### What to produce
Leave out the pictures and copy everything else below exactly.

### Given records
* * * * * * * * *

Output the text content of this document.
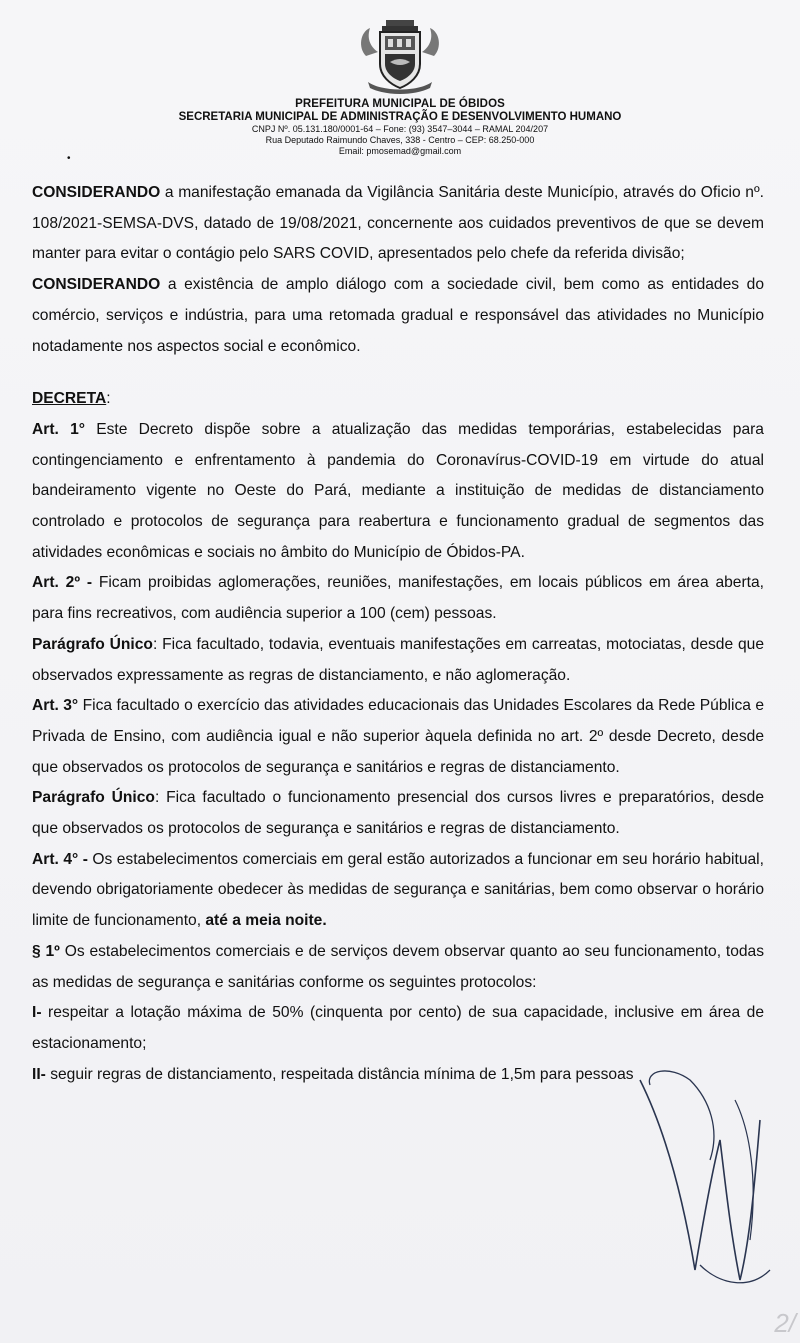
PREFEITURA MUNICIPAL DE ÓBIDOS
SECRETARIA MUNICIPAL DE ADMINISTRAÇÃO E DESENVOLVIMENTO HUMANO
CNPJ Nº. 05.131.180/0001-64 – Fone: (93) 3547–3044 – RAMAL 204/207
Rua Deputado Raimundo Chaves, 338 - Centro – CEP: 68.250-000
Email: pmosemad@gmail.com
•

CONSIDERANDO a manifestação emanada da Vigilância Sanitária deste Município, através do Oficio nº. 108/2021-SEMSA-DVS, datado de 19/08/2021, concernente aos cuidados preventivos de que se devem manter para evitar o contágio pelo SARS COVID, apresentados pelo chefe da referida divisão;

CONSIDERANDO a existência de amplo diálogo com a sociedade civil, bem como as entidades do comércio, serviços e indústria, para uma retomada gradual e responsável das atividades no Município notadamente nos aspectos social e econômico.

DECRETA:

Art. 1° Este Decreto dispõe sobre a atualização das medidas temporárias, estabelecidas para contingenciamento e enfrentamento à pandemia do Coronavírus-COVID-19 em virtude do atual bandeiramento vigente no Oeste do Pará, mediante a instituição de medidas de distanciamento controlado e protocolos de segurança para reabertura e funcionamento gradual de segmentos das atividades econômicas e sociais no âmbito do Município de Óbidos-PA.

Art. 2º - Ficam proibidas aglomerações, reuniões, manifestações, em locais públicos em área aberta, para fins recreativos, com audiência superior a 100 (cem) pessoas.

Parágrafo Único: Fica facultado, todavia, eventuais manifestações em carreatas, motociatas, desde que observados expressamente as regras de distanciamento, e não aglomeração.

Art. 3° Fica facultado o exercício das atividades educacionais das Unidades Escolares da Rede Pública e Privada de Ensino, com audiência igual e não superior àquela definida no art. 2º desde Decreto, desde que observados os protocolos de segurança e sanitários e regras de distanciamento.

Parágrafo Único: Fica facultado o funcionamento presencial dos cursos livres e preparatórios, desde que observados os protocolos de segurança e sanitários e regras de distanciamento.

Art. 4° - Os estabelecimentos comerciais em geral estão autorizados a funcionar em seu horário habitual, devendo obrigatoriamente obedecer às medidas de segurança e sanitárias, bem como observar o horário limite de funcionamento, até a meia noite.

§ 1º Os estabelecimentos comerciais e de serviços devem observar quanto ao seu funcionamento, todas as medidas de segurança e sanitárias conforme os seguintes protocolos:

I- respeitar a lotação máxima de 50% (cinquenta por cento) de sua capacidade, inclusive em área de estacionamento;

II- seguir regras de distanciamento, respeitada distância mínima de 1,5m para pessoas

2/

* * * * * * * * *

### Solution
Output the text content of this document.
PREFEITURA MUNICIPAL DE ÓBIDOS
SECRETARIA MUNICIPAL DE ADMINISTRAÇÃO E DESENVOLVIMENTO HUMANO
CNPJ Nº. 05.131.180/0001-64 – Fone: (93) 3547–3044 – RAMAL 204/207
Rua Deputado Raimundo Chaves, 338 - Centro – CEP: 68.250-000
Email: pmosemad@gmail.com
•

CONSIDERANDO a manifestação emanada da Vigilância Sanitária deste Município, através do Oficio nº. 108/2021-SEMSA-DVS, datado de 19/08/2021, concernente aos cuidados preventivos de que se devem manter para evitar o contágio pelo SARS COVID, apresentados pelo chefe da referida divisão;

CONSIDERANDO a existência de amplo diálogo com a sociedade civil, bem como as entidades do comércio, serviços e indústria, para uma retomada gradual e responsável das atividades no Município notadamente nos aspectos social e econômico.

DECRETA:

Art. 1° Este Decreto dispõe sobre a atualização das medidas temporárias, estabelecidas para contingenciamento e enfrentamento à pandemia do Coronavírus-COVID-19 em virtude do atual bandeiramento vigente no Oeste do Pará, mediante a instituição de medidas de distanciamento controlado e protocolos de segurança para reabertura e funcionamento gradual de segmentos das atividades econômicas e sociais no âmbito do Município de Óbidos-PA.

Art. 2º - Ficam proibidas aglomerações, reuniões, manifestações, em locais públicos em área aberta, para fins recreativos, com audiência superior a 100 (cem) pessoas.

Parágrafo Único: Fica facultado, todavia, eventuais manifestações em carreatas, motociatas, desde que observados expressamente as regras de distanciamento, e não aglomeração.

Art. 3° Fica facultado o exercício das atividades educacionais das Unidades Escolares da Rede Pública e Privada de Ensino, com audiência igual e não superior àquela definida no art. 2º desde Decreto, desde que observados os protocolos de segurança e sanitários e regras de distanciamento.

Parágrafo Único: Fica facultado o funcionamento presencial dos cursos livres e preparatórios, desde que observados os protocolos de segurança e sanitários e regras de distanciamento.

Art. 4° - Os estabelecimentos comerciais em geral estão autorizados a funcionar em seu horário habitual, devendo obrigatoriamente obedecer às medidas de segurança e sanitárias, bem como observar o horário limite de funcionamento, até a meia noite.

§ 1º Os estabelecimentos comerciais e de serviços devem observar quanto ao seu funcionamento, todas as medidas de segurança e sanitárias conforme os seguintes protocolos:

I- respeitar a lotação máxima de 50% (cinquenta por cento) de sua capacidade, inclusive em área de estacionamento;

II- seguir regras de distanciamento, respeitada distância mínima de 1,5m para pessoas

2/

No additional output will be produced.